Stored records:
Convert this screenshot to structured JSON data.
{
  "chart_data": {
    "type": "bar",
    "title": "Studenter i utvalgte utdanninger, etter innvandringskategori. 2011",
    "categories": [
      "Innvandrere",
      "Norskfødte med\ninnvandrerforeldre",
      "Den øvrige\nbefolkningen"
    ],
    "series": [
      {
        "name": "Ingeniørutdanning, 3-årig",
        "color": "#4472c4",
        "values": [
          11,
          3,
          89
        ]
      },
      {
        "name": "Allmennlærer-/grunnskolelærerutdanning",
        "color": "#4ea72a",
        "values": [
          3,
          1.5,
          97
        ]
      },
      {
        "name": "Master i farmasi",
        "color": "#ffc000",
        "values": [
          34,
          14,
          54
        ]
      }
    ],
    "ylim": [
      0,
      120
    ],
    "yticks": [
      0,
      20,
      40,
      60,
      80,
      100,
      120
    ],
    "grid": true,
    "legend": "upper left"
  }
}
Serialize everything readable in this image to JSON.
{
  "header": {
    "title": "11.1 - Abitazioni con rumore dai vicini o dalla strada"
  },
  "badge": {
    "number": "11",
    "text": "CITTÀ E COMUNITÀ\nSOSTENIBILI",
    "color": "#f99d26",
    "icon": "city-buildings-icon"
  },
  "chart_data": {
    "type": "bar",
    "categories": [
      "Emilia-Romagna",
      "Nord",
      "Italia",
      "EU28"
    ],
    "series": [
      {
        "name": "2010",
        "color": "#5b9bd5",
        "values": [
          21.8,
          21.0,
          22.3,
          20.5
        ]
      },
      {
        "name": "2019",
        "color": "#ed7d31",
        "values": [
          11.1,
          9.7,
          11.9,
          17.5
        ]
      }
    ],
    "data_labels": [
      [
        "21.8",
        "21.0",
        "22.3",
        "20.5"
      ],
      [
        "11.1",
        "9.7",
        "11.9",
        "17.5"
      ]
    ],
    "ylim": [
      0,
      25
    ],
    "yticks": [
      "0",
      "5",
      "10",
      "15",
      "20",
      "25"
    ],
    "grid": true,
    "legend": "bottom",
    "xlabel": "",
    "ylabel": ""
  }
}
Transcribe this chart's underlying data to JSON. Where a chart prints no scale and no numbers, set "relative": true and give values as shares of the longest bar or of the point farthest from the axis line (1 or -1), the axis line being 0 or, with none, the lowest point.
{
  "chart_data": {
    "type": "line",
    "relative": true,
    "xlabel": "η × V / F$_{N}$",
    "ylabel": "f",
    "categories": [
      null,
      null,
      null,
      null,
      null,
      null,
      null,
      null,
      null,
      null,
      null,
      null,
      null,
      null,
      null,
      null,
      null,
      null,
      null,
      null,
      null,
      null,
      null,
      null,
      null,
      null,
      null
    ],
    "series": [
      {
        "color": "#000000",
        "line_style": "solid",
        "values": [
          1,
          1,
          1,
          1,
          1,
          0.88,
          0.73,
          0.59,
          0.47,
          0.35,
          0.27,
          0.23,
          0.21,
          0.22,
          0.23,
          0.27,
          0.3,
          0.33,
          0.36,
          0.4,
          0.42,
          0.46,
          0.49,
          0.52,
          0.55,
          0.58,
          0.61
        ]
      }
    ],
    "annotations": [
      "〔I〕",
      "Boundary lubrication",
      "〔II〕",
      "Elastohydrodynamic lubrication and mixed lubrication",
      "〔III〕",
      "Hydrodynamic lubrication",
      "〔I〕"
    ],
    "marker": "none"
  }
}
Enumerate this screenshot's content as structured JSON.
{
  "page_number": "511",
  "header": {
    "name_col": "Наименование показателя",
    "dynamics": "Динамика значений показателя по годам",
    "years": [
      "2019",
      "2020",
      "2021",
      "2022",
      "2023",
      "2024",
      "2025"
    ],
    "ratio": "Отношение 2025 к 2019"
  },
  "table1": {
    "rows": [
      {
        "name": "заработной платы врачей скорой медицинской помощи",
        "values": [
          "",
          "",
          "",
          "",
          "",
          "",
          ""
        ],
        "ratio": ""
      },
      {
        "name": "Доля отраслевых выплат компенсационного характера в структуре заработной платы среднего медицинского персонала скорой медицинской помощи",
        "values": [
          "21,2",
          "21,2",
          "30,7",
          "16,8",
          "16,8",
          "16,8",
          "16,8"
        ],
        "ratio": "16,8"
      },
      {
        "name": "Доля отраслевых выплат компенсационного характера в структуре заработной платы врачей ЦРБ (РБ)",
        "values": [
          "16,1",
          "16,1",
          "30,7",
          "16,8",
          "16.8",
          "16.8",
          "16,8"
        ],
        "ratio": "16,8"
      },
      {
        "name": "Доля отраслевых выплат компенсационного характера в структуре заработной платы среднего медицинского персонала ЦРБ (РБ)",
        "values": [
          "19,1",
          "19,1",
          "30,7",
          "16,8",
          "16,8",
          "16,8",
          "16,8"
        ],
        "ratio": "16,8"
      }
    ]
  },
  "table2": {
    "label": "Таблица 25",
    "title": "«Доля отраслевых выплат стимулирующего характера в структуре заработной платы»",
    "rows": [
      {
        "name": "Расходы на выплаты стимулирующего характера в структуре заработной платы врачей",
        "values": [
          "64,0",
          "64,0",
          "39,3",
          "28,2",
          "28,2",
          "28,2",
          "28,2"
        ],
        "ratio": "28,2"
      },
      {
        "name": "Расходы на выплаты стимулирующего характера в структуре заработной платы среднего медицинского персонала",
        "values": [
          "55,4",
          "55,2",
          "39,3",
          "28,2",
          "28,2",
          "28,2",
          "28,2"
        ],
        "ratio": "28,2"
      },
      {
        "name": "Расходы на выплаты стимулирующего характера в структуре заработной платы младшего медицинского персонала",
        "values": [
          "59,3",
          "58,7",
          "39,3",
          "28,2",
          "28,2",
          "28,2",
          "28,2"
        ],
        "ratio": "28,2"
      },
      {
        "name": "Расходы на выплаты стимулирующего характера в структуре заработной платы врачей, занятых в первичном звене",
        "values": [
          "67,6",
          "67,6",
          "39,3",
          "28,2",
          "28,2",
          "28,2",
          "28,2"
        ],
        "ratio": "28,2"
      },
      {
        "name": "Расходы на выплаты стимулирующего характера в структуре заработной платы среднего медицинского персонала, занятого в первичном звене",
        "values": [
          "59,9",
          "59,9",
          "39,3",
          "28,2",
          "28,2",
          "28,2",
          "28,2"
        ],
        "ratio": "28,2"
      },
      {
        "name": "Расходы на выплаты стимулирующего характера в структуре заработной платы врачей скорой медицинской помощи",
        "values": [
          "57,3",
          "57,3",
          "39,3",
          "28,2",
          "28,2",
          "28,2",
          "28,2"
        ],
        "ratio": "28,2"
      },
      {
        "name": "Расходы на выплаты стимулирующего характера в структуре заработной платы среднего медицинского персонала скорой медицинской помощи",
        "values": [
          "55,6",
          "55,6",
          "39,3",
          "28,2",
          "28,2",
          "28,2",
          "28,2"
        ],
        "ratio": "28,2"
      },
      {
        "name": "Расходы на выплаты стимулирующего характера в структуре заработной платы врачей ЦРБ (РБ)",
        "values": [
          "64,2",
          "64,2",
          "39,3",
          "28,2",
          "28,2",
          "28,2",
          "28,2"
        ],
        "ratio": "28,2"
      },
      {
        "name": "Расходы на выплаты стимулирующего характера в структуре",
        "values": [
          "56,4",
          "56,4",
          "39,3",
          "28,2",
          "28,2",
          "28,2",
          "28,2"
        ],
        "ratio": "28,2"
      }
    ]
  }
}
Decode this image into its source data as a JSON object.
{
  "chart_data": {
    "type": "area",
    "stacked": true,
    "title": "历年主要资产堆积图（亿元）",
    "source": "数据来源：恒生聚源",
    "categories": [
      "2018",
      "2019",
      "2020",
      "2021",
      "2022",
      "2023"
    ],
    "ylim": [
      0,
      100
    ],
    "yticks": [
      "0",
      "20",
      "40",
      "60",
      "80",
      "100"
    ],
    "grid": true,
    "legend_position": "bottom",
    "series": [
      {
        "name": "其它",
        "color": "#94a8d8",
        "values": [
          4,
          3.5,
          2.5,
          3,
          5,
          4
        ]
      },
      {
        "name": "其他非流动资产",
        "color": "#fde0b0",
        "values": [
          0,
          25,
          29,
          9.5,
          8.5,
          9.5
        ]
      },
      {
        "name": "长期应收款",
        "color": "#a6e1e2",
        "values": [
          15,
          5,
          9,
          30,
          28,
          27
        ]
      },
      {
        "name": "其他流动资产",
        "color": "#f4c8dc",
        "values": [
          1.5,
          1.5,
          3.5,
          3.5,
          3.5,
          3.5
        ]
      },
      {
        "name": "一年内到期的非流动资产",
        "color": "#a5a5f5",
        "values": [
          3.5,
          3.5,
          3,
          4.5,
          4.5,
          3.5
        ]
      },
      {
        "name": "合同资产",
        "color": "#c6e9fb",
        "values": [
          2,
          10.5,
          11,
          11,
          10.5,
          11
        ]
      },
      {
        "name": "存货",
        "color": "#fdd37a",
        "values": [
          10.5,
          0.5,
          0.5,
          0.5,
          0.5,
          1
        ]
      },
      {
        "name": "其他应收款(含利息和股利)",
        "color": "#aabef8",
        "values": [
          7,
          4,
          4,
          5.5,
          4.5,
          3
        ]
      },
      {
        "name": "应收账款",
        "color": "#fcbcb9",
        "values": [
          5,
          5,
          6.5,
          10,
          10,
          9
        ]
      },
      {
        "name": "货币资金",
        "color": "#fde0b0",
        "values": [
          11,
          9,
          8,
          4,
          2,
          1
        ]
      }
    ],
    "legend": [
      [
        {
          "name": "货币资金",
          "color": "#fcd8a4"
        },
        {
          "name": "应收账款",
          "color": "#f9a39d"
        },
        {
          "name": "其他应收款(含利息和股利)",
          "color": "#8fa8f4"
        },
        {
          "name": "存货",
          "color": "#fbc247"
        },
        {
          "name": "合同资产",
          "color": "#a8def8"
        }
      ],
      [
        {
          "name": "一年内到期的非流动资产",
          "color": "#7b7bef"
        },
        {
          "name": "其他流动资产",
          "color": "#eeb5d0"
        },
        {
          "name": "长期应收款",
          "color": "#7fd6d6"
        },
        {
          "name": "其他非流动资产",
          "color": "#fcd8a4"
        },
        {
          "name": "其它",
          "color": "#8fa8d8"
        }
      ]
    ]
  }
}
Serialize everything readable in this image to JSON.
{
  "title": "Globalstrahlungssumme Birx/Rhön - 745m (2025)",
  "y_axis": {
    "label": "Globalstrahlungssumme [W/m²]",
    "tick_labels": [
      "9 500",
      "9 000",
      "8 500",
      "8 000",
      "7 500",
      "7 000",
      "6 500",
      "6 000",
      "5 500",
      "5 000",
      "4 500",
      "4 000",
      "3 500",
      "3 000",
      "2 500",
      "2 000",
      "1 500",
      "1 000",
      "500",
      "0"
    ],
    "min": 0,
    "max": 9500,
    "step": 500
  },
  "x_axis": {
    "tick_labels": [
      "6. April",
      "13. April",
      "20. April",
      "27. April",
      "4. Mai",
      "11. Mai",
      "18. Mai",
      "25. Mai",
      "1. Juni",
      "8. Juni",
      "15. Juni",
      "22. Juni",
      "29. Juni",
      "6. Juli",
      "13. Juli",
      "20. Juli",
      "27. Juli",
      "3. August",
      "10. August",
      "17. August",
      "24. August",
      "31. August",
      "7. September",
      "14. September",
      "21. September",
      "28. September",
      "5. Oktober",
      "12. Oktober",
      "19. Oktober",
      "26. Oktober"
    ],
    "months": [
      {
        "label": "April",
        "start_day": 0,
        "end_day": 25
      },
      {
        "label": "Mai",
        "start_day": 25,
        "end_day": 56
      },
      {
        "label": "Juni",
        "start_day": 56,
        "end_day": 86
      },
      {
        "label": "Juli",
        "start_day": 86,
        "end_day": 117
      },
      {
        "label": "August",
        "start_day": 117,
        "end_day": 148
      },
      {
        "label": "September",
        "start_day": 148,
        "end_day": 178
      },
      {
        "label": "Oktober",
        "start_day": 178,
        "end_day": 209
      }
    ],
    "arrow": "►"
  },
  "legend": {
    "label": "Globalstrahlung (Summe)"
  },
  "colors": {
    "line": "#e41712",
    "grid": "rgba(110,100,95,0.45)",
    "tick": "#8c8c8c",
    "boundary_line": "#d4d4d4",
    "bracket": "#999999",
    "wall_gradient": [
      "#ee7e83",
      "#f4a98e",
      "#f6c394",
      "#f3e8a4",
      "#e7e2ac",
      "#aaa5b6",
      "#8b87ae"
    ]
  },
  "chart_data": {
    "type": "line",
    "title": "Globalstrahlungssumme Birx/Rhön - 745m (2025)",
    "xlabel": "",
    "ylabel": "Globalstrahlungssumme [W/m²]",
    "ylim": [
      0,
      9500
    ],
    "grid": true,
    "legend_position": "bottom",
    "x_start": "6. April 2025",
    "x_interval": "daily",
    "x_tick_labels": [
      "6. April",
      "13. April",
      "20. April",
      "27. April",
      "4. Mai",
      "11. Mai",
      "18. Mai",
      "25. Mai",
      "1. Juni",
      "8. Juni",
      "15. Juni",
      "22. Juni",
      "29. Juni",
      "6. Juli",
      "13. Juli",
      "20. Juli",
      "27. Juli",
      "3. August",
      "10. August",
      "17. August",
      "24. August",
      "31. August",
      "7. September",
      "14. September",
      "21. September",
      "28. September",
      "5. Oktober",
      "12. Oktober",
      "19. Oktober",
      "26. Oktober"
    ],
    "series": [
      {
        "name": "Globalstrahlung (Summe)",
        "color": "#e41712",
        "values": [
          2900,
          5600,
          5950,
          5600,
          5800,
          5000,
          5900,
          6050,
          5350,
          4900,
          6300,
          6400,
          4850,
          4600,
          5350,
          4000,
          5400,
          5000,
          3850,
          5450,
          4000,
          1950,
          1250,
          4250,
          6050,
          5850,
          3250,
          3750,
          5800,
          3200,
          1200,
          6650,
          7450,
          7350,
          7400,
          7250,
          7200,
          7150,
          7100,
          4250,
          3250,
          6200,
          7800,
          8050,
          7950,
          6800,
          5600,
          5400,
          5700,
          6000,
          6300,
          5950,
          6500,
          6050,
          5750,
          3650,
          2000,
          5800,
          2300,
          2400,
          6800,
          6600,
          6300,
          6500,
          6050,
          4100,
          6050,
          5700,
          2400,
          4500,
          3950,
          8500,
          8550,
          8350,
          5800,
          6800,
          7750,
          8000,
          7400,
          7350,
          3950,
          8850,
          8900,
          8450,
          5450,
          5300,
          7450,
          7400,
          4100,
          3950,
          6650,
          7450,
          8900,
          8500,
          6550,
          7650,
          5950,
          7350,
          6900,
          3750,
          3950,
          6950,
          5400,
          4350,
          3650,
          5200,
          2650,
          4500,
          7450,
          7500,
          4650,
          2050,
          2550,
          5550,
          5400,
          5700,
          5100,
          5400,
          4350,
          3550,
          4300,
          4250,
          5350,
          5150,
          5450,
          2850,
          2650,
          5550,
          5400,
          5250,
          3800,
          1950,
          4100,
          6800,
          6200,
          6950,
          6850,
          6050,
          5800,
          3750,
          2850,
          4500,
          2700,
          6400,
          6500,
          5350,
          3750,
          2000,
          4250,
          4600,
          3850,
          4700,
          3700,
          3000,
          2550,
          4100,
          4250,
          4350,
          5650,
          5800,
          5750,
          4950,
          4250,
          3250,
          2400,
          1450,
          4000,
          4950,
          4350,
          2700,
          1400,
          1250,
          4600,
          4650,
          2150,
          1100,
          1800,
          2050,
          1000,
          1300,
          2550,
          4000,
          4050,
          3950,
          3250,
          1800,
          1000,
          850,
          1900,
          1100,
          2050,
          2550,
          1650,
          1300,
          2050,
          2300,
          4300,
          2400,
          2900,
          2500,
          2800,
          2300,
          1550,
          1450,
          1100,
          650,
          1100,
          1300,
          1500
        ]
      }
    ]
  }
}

Requirements: Select every line where the word "выплаты" occurs.

Response for this exercise:
        "name": "Расходы на выплаты стимулирующего характера в структуре заработной платы врачей",
        "name": "Расходы на выплаты стимулирующего характера в структуре заработной платы среднего медицинского персонала",
        "name": "Расходы на выплаты стимулирующего характера в структуре заработной платы младшего медицинского персонала",
        "name": "Расходы на выплаты стимулирующего характера в структуре заработной платы врачей, занятых в первичном звене",
        "name": "Расходы на выплаты стимулирующего характера в структуре заработной платы среднего медицинского персонала, занятого в первичном звене",
        "name": "Расходы на выплаты стимулирующего характера в структуре заработной платы врачей скорой медицинской помощи",
        "name": "Расходы на выплаты стимулирующего характера в структуре заработной платы среднего медицинского персонала скорой медицинской помощи",
        "name": "Расходы на выплаты стимулирующего характера в структуре заработной платы врачей ЦРБ (РБ)",
        "name": "Расходы на выплаты стимулирующего характера в структуре",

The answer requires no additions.